WRITTEN INSTRUCTION> Show all lines from the data that include the word "организации".
[Start of SUPPLIED MATERIAL]
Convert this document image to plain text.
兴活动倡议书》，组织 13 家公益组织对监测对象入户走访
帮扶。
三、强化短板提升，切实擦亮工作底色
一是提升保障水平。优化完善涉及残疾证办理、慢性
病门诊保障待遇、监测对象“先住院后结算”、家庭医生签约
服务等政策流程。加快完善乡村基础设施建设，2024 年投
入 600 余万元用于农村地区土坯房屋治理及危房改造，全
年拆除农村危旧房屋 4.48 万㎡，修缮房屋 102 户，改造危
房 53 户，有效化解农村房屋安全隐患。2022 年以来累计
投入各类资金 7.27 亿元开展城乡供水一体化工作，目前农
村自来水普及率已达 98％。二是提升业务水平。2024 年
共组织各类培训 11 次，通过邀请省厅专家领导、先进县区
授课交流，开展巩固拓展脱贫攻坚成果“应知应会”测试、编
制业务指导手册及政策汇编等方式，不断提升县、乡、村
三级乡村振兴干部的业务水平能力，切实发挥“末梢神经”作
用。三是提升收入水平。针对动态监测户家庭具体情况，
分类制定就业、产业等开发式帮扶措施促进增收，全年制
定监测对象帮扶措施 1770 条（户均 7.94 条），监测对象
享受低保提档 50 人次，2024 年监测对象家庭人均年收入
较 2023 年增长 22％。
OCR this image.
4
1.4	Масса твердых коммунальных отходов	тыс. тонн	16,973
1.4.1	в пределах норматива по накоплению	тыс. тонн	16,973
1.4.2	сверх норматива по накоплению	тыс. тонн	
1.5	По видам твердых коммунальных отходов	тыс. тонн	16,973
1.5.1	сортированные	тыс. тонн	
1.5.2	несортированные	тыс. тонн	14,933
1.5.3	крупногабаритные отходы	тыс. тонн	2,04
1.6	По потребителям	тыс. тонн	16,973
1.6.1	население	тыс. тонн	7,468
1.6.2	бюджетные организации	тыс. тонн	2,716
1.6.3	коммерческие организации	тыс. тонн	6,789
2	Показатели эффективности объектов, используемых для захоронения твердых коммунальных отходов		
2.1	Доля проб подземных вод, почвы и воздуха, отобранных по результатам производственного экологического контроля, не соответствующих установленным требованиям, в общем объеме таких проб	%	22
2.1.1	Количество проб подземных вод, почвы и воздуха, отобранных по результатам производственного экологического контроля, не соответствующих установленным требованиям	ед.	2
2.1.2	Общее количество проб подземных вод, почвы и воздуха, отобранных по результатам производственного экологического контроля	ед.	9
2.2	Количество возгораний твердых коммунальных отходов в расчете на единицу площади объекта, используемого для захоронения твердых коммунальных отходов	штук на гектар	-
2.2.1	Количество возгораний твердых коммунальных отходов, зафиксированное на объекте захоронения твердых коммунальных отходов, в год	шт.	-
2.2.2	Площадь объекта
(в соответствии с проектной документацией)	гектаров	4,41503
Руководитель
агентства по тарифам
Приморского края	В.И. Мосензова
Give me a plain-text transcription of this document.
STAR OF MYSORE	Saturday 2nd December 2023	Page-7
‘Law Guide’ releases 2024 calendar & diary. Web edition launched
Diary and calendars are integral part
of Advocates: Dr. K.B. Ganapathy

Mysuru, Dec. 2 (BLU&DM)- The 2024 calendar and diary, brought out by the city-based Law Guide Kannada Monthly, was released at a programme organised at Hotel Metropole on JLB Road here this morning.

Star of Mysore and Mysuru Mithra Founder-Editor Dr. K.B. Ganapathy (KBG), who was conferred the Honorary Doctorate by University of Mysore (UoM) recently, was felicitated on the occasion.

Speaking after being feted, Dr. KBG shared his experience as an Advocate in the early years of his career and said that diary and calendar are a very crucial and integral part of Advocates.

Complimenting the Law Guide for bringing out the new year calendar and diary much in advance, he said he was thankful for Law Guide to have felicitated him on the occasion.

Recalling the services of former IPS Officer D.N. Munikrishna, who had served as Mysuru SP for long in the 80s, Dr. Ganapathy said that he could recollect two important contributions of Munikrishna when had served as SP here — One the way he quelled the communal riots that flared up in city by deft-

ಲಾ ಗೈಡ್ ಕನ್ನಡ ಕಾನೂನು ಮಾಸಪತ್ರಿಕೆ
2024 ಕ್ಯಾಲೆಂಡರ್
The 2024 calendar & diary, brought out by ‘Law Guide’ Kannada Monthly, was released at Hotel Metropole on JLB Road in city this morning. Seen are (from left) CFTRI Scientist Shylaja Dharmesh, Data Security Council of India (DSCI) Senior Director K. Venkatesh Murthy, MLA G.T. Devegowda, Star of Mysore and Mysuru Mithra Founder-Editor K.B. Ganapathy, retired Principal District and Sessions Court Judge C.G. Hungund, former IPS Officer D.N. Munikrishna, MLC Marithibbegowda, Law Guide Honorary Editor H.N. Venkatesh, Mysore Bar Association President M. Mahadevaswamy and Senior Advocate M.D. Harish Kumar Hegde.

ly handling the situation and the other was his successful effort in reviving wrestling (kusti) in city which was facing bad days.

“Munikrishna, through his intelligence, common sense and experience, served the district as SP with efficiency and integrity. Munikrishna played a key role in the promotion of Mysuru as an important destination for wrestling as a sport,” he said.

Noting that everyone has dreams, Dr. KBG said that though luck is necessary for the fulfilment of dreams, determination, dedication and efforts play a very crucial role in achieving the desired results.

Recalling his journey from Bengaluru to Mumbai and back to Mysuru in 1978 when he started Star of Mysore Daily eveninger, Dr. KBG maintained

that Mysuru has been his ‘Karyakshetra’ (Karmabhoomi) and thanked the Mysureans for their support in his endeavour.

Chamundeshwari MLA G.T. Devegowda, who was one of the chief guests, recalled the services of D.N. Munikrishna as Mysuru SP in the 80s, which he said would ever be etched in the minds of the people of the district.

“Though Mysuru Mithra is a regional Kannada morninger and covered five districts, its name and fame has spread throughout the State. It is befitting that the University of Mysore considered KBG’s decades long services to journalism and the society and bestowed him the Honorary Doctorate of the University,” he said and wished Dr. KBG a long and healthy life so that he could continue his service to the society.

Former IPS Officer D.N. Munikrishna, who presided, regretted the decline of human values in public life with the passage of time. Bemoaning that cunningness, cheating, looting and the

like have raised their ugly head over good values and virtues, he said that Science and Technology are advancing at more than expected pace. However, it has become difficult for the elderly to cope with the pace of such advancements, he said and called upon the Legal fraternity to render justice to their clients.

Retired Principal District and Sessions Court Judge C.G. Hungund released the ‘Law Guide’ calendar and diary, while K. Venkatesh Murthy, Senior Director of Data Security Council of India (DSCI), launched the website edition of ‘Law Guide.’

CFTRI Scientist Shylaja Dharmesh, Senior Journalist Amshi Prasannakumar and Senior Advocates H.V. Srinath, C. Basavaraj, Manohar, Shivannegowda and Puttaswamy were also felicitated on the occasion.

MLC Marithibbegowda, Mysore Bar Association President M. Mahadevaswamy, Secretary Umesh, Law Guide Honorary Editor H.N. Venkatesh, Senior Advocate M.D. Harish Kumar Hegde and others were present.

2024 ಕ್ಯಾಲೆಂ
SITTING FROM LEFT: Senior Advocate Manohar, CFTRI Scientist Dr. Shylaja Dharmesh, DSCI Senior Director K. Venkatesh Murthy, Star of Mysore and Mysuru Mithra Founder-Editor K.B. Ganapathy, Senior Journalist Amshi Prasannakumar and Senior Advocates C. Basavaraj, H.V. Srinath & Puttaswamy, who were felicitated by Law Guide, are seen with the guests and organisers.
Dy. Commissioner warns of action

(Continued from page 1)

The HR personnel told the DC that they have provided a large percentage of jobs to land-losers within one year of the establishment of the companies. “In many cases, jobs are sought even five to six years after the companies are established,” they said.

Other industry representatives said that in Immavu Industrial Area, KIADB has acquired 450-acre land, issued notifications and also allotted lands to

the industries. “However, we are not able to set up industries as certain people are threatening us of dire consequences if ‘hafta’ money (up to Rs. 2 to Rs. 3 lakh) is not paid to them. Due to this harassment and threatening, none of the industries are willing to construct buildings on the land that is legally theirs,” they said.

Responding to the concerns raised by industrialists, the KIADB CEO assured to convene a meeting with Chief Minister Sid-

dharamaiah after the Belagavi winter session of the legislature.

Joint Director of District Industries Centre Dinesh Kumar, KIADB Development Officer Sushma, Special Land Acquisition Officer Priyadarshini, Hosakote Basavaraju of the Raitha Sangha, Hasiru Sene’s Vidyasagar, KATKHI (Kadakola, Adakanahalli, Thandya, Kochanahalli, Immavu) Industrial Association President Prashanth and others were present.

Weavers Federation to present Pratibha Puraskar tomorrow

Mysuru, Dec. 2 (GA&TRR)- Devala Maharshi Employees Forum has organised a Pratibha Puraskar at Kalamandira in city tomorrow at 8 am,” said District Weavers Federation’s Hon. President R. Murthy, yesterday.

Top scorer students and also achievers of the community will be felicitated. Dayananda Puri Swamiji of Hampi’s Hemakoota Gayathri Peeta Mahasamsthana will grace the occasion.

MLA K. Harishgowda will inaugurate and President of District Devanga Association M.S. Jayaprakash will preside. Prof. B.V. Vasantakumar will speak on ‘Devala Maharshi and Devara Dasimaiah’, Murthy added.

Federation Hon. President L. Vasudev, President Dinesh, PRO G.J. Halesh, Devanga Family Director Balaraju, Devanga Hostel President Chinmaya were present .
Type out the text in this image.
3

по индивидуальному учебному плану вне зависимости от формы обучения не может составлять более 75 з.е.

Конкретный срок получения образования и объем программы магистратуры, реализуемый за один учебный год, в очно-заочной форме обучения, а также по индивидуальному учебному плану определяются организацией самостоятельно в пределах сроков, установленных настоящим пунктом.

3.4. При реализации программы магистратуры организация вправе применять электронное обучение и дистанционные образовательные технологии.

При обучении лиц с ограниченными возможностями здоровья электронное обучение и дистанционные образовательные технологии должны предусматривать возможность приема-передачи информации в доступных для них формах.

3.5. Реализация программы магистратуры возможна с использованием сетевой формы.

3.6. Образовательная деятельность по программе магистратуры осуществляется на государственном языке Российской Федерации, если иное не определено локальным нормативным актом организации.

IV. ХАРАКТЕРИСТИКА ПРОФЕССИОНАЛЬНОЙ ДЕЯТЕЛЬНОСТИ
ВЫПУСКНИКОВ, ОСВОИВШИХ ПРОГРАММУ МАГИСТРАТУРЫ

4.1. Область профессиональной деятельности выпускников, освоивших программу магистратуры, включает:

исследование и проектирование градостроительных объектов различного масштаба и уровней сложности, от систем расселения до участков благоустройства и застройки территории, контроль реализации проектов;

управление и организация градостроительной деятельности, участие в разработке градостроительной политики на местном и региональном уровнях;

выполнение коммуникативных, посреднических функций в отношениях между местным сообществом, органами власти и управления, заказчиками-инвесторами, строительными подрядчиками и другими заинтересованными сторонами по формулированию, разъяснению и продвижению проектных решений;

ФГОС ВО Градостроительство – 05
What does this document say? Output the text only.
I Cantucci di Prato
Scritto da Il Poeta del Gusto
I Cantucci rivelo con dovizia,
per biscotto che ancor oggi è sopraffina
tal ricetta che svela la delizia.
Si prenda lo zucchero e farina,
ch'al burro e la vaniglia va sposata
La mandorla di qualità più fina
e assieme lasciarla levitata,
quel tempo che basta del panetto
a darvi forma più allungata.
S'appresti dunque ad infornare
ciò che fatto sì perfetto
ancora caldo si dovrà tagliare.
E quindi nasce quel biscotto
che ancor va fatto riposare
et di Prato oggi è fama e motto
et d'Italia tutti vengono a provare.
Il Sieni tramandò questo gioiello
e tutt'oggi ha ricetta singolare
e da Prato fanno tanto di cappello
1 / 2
[End of SUPPLIED MATERIAL]
TASK RESPONSE>
1.6.2	бюджетные организации	тыс. тонн	2,716
1.6.3	коммерческие организации	тыс. тонн	6,789
3.6. Образовательная деятельность по программе магистратуры осуществляется на государственном языке Российской Федерации, если иное не определено локальным нормативным актом организации.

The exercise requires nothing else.